* start Provided information *
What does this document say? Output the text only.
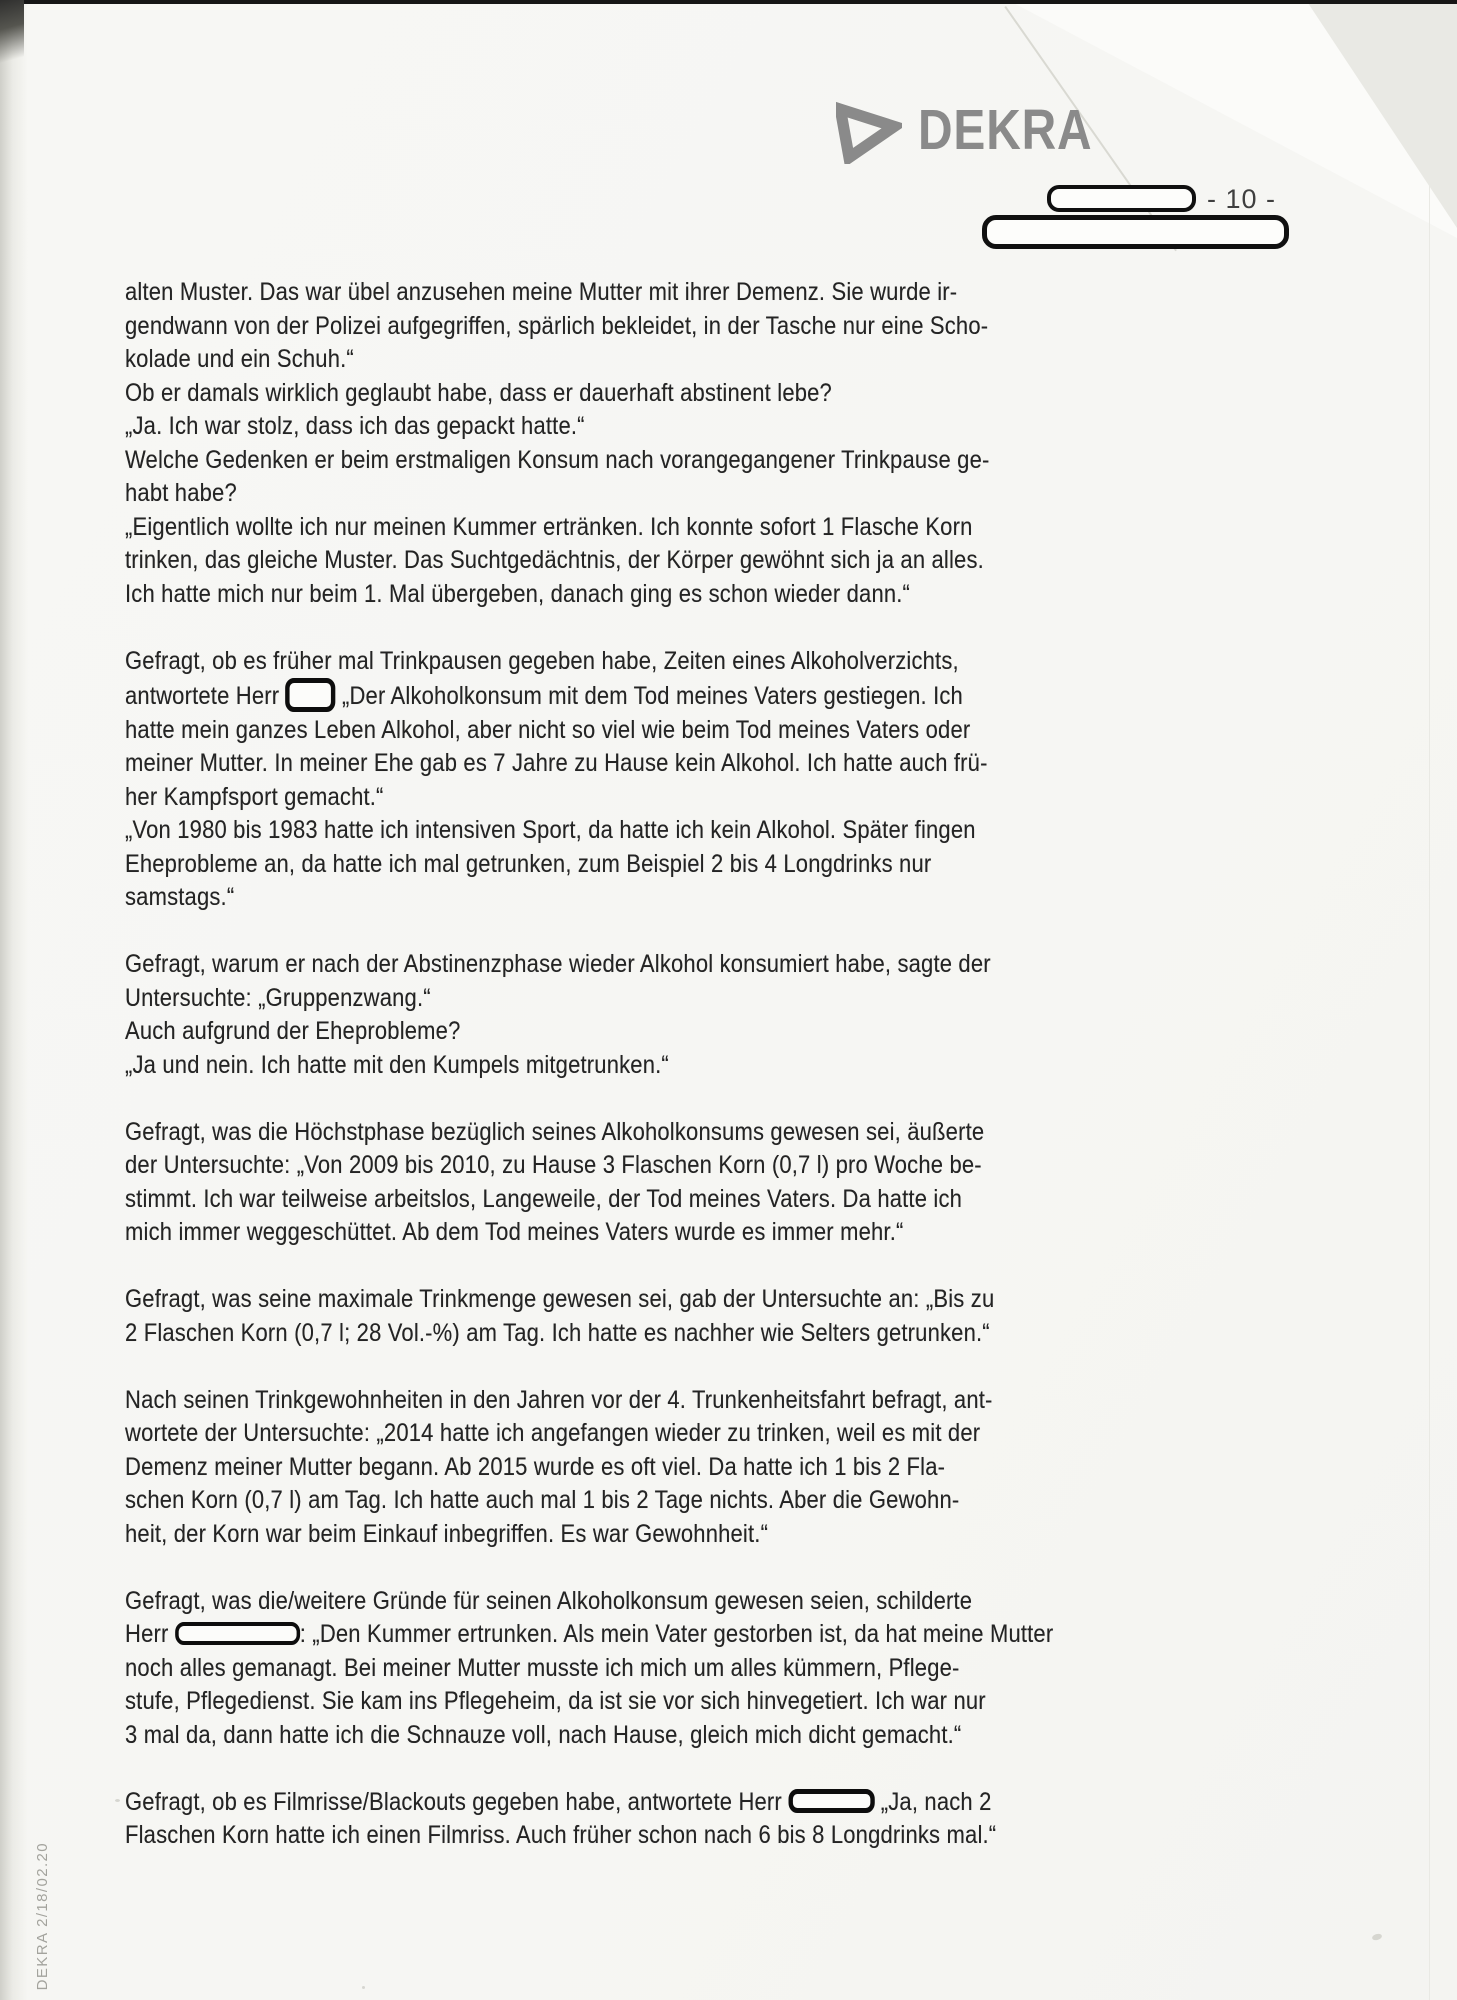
DEKRA
- 10 -
alten Muster. Das war übel anzusehen meine Mutter mit ihrer Demenz. Sie wurde ir-
gendwann von der Polizei aufgegriffen, spärlich bekleidet, in der Tasche nur eine Scho-
kolade und ein Schuh.“
Ob er damals wirklich geglaubt habe, dass er dauerhaft abstinent lebe?
„Ja. Ich war stolz, dass ich das gepackt hatte.“
Welche Gedenken er beim erstmaligen Konsum nach vorangegangener Trinkpause ge-
habt habe?
„Eigentlich wollte ich nur meinen Kummer ertränken. Ich konnte sofort 1 Flasche Korn
trinken, das gleiche Muster. Das Suchtgedächtnis, der Körper gewöhnt sich ja an alles.
Ich hatte mich nur beim 1. Mal übergeben, danach ging es schon wieder dann.“
Gefragt, ob es früher mal Trinkpausen gegeben habe, Zeiten eines Alkoholverzichts,
antwortete Herr  „Der Alkoholkonsum mit dem Tod meines Vaters gestiegen. Ich
hatte mein ganzes Leben Alkohol, aber nicht so viel wie beim Tod meines Vaters oder
meiner Mutter. In meiner Ehe gab es 7 Jahre zu Hause kein Alkohol. Ich hatte auch frü-
her Kampfsport gemacht.“
„Von 1980 bis 1983 hatte ich intensiven Sport, da hatte ich kein Alkohol. Später fingen
Eheprobleme an, da hatte ich mal getrunken, zum Beispiel 2 bis 4 Longdrinks nur
samstags.“
Gefragt, warum er nach der Abstinenzphase wieder Alkohol konsumiert habe, sagte der
Untersuchte: „Gruppenzwang.“
Auch aufgrund der Eheprobleme?
„Ja und nein. Ich hatte mit den Kumpels mitgetrunken.“
Gefragt, was die Höchstphase bezüglich seines Alkoholkonsums gewesen sei, äußerte
der Untersuchte: „Von 2009 bis 2010, zu Hause 3 Flaschen Korn (0,7 l) pro Woche be-
stimmt. Ich war teilweise arbeitslos, Langeweile, der Tod meines Vaters. Da hatte ich
mich immer weggeschüttet. Ab dem Tod meines Vaters wurde es immer mehr.“
Gefragt, was seine maximale Trinkmenge gewesen sei, gab der Untersuchte an: „Bis zu
2 Flaschen Korn (0,7 l; 28 Vol.-%) am Tag. Ich hatte es nachher wie Selters getrunken.“
Nach seinen Trinkgewohnheiten in den Jahren vor der 4. Trunkenheitsfahrt befragt, ant-
wortete der Untersuchte: „2014 hatte ich angefangen wieder zu trinken, weil es mit der
Demenz meiner Mutter begann. Ab 2015 wurde es oft viel. Da hatte ich 1 bis 2 Fla-
schen Korn (0,7 l) am Tag. Ich hatte auch mal 1 bis 2 Tage nichts. Aber die Gewohn-
heit, der Korn war beim Einkauf inbegriffen. Es war Gewohnheit.“
Gefragt, was die/weitere Gründe für seinen Alkoholkonsum gewesen seien, schilderte
Herr	: „Den Kummer ertrunken. Als mein Vater gestorben ist, da hat meine Mutter
noch alles gemanagt. Bei meiner Mutter musste ich mich um alles kümmern, Pflege-
stufe, Pflegedienst. Sie kam ins Pflegeheim, da ist sie vor sich hinvegetiert. Ich war nur
3 mal da, dann hatte ich die Schnauze voll, nach Hause, gleich mich dicht gemacht.“
Gefragt, ob es Filmrisse/Blackouts gegeben habe, antwortete Herr	„Ja, nach 2
Flaschen Korn hatte ich einen Filmriss. Auch früher schon nach 6 bis 8 Longdrinks mal.“
DEKRA 2/18/02.20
* end Provided information *
Exercise:
Transcribe the records word for word and include no pictures.

Written answer:
What does this document say? Output the text only.
DEKRA
- 10 -
alten Muster. Das war übel anzusehen meine Mutter mit ihrer Demenz. Sie wurde ir-
gendwann von der Polizei aufgegriffen, spärlich bekleidet, in der Tasche nur eine Scho-
kolade und ein Schuh.“
Ob er damals wirklich geglaubt habe, dass er dauerhaft abstinent lebe?
„Ja. Ich war stolz, dass ich das gepackt hatte.“
Welche Gedenken er beim erstmaligen Konsum nach vorangegangener Trinkpause ge-
habt habe?
„Eigentlich wollte ich nur meinen Kummer ertränken. Ich konnte sofort 1 Flasche Korn
trinken, das gleiche Muster. Das Suchtgedächtnis, der Körper gewöhnt sich ja an alles.
Ich hatte mich nur beim 1. Mal übergeben, danach ging es schon wieder dann.“
Gefragt, ob es früher mal Trinkpausen gegeben habe, Zeiten eines Alkoholverzichts,
antwortete Herr  „Der Alkoholkonsum mit dem Tod meines Vaters gestiegen. Ich
hatte mein ganzes Leben Alkohol, aber nicht so viel wie beim Tod meines Vaters oder
meiner Mutter. In meiner Ehe gab es 7 Jahre zu Hause kein Alkohol. Ich hatte auch frü-
her Kampfsport gemacht.“
„Von 1980 bis 1983 hatte ich intensiven Sport, da hatte ich kein Alkohol. Später fingen
Eheprobleme an, da hatte ich mal getrunken, zum Beispiel 2 bis 4 Longdrinks nur
samstags.“
Gefragt, warum er nach der Abstinenzphase wieder Alkohol konsumiert habe, sagte der
Untersuchte: „Gruppenzwang.“
Auch aufgrund der Eheprobleme?
„Ja und nein. Ich hatte mit den Kumpels mitgetrunken.“
Gefragt, was die Höchstphase bezüglich seines Alkoholkonsums gewesen sei, äußerte
der Untersuchte: „Von 2009 bis 2010, zu Hause 3 Flaschen Korn (0,7 l) pro Woche be-
stimmt. Ich war teilweise arbeitslos, Langeweile, der Tod meines Vaters. Da hatte ich
mich immer weggeschüttet. Ab dem Tod meines Vaters wurde es immer mehr.“
Gefragt, was seine maximale Trinkmenge gewesen sei, gab der Untersuchte an: „Bis zu
2 Flaschen Korn (0,7 l; 28 Vol.-%) am Tag. Ich hatte es nachher wie Selters getrunken.“
Nach seinen Trinkgewohnheiten in den Jahren vor der 4. Trunkenheitsfahrt befragt, ant-
wortete der Untersuchte: „2014 hatte ich angefangen wieder zu trinken, weil es mit der
Demenz meiner Mutter begann. Ab 2015 wurde es oft viel. Da hatte ich 1 bis 2 Fla-
schen Korn (0,7 l) am Tag. Ich hatte auch mal 1 bis 2 Tage nichts. Aber die Gewohn-
heit, der Korn war beim Einkauf inbegriffen. Es war Gewohnheit.“
Gefragt, was die/weitere Gründe für seinen Alkoholkonsum gewesen seien, schilderte
Herr	: „Den Kummer ertrunken. Als mein Vater gestorben ist, da hat meine Mutter
noch alles gemanagt. Bei meiner Mutter musste ich mich um alles kümmern, Pflege-
stufe, Pflegedienst. Sie kam ins Pflegeheim, da ist sie vor sich hinvegetiert. Ich war nur
3 mal da, dann hatte ich die Schnauze voll, nach Hause, gleich mich dicht gemacht.“
Gefragt, ob es Filmrisse/Blackouts gegeben habe, antwortete Herr	„Ja, nach 2
Flaschen Korn hatte ich einen Filmriss. Auch früher schon nach 6 bis 8 Longdrinks mal.“
DEKRA 2/18/02.20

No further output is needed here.